_TASK DESCRIPTION_
Gather every line from the entries below that includes "روضة".

Dataset records
## Begin

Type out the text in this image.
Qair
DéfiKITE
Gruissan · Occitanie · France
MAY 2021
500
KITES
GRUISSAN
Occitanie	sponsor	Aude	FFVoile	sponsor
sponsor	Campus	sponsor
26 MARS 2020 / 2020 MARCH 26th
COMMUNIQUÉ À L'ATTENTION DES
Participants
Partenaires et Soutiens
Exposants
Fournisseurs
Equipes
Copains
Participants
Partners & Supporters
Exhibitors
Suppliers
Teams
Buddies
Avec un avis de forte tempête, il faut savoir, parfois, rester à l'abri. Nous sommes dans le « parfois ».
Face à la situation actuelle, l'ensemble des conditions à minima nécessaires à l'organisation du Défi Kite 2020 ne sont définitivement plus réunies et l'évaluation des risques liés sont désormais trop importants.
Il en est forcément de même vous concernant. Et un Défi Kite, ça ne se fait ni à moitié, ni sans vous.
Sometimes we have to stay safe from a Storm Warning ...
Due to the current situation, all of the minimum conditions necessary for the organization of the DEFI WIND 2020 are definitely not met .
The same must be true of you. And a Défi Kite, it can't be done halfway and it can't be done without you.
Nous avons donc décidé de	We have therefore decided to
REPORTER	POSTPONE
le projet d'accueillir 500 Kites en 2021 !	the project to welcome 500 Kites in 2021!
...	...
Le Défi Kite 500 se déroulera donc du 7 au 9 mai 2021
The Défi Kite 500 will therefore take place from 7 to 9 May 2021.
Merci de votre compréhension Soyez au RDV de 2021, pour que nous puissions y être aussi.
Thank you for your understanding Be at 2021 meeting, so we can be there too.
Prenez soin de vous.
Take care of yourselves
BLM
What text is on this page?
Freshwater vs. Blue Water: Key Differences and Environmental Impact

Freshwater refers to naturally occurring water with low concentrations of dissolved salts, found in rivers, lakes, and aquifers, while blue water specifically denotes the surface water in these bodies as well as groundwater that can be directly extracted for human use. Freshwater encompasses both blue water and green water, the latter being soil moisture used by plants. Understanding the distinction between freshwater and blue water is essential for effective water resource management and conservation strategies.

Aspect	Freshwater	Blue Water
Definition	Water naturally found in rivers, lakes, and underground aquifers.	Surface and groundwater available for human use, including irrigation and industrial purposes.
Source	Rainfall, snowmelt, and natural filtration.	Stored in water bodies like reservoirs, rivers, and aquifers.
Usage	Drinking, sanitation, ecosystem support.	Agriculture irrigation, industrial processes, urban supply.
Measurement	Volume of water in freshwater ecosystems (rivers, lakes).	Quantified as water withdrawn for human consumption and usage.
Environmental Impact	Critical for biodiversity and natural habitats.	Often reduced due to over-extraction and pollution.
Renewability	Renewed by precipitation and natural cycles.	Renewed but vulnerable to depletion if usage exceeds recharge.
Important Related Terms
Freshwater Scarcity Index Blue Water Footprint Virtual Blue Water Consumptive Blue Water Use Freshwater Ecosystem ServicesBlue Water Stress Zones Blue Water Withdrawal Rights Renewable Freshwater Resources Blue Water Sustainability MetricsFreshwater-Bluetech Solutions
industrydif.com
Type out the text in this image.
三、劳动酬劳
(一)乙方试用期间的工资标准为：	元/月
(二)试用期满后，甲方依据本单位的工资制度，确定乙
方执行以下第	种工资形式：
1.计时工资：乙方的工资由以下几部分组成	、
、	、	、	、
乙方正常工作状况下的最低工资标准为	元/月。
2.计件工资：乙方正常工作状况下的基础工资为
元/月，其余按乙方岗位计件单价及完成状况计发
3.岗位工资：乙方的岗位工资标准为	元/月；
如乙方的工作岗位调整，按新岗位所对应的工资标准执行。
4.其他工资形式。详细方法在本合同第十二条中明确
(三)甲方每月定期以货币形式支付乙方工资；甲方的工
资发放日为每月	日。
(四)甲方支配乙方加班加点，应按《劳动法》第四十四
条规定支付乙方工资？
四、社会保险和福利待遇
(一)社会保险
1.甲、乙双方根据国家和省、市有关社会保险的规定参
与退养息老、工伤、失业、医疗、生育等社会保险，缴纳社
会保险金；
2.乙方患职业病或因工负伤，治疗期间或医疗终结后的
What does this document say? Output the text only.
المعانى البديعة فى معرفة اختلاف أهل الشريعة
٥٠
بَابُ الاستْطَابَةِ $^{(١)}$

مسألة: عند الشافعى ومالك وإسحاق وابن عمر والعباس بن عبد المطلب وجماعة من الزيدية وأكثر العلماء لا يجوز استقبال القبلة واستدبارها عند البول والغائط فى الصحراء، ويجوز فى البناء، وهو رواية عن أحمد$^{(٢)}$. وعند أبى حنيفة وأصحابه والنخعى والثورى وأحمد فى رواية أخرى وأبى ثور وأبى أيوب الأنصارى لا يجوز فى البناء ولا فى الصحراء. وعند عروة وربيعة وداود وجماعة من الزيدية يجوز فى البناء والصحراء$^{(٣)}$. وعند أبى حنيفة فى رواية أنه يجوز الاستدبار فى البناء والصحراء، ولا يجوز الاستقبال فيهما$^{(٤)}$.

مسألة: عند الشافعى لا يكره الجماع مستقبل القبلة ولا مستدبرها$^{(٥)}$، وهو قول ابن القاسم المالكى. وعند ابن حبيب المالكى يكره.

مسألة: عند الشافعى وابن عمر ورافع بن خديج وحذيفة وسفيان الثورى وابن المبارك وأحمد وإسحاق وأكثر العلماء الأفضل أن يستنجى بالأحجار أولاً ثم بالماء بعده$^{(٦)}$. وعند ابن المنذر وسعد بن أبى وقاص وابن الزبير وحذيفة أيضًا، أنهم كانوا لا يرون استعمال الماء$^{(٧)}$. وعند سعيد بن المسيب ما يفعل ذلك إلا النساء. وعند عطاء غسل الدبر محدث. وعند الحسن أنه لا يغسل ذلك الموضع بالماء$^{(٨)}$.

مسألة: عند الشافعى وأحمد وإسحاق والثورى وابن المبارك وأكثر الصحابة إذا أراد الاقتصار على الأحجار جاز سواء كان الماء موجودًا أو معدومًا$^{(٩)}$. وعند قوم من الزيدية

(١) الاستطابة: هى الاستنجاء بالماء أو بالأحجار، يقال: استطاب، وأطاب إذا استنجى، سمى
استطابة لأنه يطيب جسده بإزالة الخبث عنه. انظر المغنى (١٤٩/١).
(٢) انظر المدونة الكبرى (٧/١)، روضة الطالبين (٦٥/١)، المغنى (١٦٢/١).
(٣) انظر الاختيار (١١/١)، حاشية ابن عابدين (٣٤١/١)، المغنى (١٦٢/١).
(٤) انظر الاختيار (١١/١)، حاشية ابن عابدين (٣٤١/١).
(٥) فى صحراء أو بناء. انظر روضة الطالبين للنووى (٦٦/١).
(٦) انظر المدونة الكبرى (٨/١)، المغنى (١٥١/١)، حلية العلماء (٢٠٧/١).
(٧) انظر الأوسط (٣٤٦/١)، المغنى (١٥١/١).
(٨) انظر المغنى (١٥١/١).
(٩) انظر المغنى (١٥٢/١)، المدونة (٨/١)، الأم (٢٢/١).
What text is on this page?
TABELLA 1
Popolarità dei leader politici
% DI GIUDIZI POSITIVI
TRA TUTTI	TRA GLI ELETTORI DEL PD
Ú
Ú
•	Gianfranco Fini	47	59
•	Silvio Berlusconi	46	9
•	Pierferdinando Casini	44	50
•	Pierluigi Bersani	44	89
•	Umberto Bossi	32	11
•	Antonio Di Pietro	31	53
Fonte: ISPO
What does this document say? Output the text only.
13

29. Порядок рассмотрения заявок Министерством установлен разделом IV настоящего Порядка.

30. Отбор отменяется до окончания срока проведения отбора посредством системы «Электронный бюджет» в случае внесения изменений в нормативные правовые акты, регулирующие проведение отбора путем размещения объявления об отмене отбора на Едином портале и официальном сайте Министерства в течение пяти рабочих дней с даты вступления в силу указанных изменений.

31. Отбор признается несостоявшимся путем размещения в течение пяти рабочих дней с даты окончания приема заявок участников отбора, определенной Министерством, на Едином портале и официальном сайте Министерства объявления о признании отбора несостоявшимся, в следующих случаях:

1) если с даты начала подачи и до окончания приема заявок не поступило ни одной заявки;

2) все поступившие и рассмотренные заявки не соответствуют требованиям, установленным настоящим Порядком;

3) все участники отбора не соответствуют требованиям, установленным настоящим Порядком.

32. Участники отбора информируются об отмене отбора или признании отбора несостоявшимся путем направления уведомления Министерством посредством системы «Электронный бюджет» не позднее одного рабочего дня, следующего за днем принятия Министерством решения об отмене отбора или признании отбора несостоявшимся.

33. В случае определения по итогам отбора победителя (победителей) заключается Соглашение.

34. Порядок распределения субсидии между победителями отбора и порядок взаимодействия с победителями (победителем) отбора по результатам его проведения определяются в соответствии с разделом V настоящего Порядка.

## End

_COMPLETE ANSWER_
(٢) انظر المدونة الكبرى (٧/١)، روضة الطالبين (٦٥/١)، المغنى (١٦٢/١).
(٥) فى صحراء أو بناء. انظر روضة الطالبين للنووى (٦٦/١).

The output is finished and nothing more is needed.